__Do this__: Pull out each line of the records holding the string "értem".

(A block of data)
[start]
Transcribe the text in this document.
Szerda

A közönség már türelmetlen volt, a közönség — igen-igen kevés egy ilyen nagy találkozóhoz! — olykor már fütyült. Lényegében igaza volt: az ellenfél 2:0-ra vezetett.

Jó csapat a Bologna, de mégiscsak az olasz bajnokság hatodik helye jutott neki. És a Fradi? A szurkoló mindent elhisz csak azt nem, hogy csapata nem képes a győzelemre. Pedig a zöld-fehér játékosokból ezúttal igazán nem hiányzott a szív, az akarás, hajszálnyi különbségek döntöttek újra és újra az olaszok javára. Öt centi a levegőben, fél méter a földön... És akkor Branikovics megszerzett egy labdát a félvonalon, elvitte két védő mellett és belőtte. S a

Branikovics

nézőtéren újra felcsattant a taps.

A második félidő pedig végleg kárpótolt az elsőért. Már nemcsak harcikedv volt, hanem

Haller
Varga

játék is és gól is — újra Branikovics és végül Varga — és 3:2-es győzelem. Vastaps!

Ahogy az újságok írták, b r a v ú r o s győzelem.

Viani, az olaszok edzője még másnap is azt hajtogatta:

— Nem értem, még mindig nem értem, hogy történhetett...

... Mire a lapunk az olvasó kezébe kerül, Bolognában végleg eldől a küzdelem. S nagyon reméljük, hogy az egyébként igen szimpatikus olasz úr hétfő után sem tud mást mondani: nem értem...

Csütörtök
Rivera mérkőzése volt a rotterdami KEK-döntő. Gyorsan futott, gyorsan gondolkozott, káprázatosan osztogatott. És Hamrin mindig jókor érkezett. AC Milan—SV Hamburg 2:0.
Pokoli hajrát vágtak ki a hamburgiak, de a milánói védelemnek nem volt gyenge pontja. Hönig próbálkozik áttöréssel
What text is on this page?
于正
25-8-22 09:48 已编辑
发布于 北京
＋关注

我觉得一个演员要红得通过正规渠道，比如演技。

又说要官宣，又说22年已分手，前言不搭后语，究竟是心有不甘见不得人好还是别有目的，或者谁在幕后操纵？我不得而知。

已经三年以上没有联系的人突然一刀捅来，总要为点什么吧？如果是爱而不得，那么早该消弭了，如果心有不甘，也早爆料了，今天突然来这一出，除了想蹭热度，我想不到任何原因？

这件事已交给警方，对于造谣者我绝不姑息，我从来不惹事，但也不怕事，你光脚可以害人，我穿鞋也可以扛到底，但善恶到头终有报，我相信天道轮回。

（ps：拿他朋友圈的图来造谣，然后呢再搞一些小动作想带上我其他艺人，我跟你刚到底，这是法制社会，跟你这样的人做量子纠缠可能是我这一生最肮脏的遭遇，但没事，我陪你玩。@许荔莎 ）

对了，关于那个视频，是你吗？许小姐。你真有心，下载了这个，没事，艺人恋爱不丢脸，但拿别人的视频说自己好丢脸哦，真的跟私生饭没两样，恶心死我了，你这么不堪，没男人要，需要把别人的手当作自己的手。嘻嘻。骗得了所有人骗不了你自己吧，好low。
[end]
__Finished task__:
— Nem értem, még mindig nem értem, hogy történhetett...
... Mire a lapunk az olvasó kezébe kerül, Bolognában végleg eldől a küzdelem. S nagyon reméljük, hogy az egyébként igen szimpatikus olasz úr hétfő után sem tud mást mondani: nem értem...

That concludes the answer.